**Goal of the exercise**
Without altering anything, repeat each of the records.

____ Task material

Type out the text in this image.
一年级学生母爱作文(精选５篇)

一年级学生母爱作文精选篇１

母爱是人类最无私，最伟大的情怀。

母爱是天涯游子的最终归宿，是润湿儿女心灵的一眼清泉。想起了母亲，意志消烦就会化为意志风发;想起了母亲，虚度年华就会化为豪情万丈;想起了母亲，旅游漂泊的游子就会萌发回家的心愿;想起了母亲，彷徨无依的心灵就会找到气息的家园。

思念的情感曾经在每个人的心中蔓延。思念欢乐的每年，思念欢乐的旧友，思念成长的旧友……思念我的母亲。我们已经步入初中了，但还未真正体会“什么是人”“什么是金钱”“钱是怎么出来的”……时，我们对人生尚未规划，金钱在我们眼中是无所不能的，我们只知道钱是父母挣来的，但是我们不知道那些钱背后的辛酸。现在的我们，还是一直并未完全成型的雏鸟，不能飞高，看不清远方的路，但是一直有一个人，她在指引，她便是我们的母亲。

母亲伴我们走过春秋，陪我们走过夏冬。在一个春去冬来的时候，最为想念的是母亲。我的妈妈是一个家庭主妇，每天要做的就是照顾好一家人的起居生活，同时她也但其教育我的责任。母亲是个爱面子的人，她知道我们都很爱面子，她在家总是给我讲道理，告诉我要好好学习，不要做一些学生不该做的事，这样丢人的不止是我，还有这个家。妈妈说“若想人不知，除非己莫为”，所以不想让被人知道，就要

________

**Written response**
Type out the text in this image.
一年级学生母爱作文(精选５篇)

一年级学生母爱作文精选篇１

母爱是人类最无私，最伟大的情怀。

母爱是天涯游子的最终归宿，是润湿儿女心灵的一眼清泉。想起了母亲，意志消烦就会化为意志风发;想起了母亲，虚度年华就会化为豪情万丈;想起了母亲，旅游漂泊的游子就会萌发回家的心愿;想起了母亲，彷徨无依的心灵就会找到气息的家园。

思念的情感曾经在每个人的心中蔓延。思念欢乐的每年，思念欢乐的旧友，思念成长的旧友……思念我的母亲。我们已经步入初中了，但还未真正体会“什么是人”“什么是金钱”“钱是怎么出来的”……时，我们对人生尚未规划，金钱在我们眼中是无所不能的，我们只知道钱是父母挣来的，但是我们不知道那些钱背后的辛酸。现在的我们，还是一直并未完全成型的雏鸟，不能飞高，看不清远方的路，但是一直有一个人，她在指引，她便是我们的母亲。

母亲伴我们走过春秋，陪我们走过夏冬。在一个春去冬来的时候，最为想念的是母亲。我的妈妈是一个家庭主妇，每天要做的就是照顾好一家人的起居生活，同时她也但其教育我的责任。母亲是个爱面子的人，她知道我们都很爱面子，她在家总是给我讲道理，告诉我要好好学习，不要做一些学生不该做的事，这样丢人的不止是我，还有这个家。妈妈说“若想人不知，除非己莫为”，所以不想让被人知道，就要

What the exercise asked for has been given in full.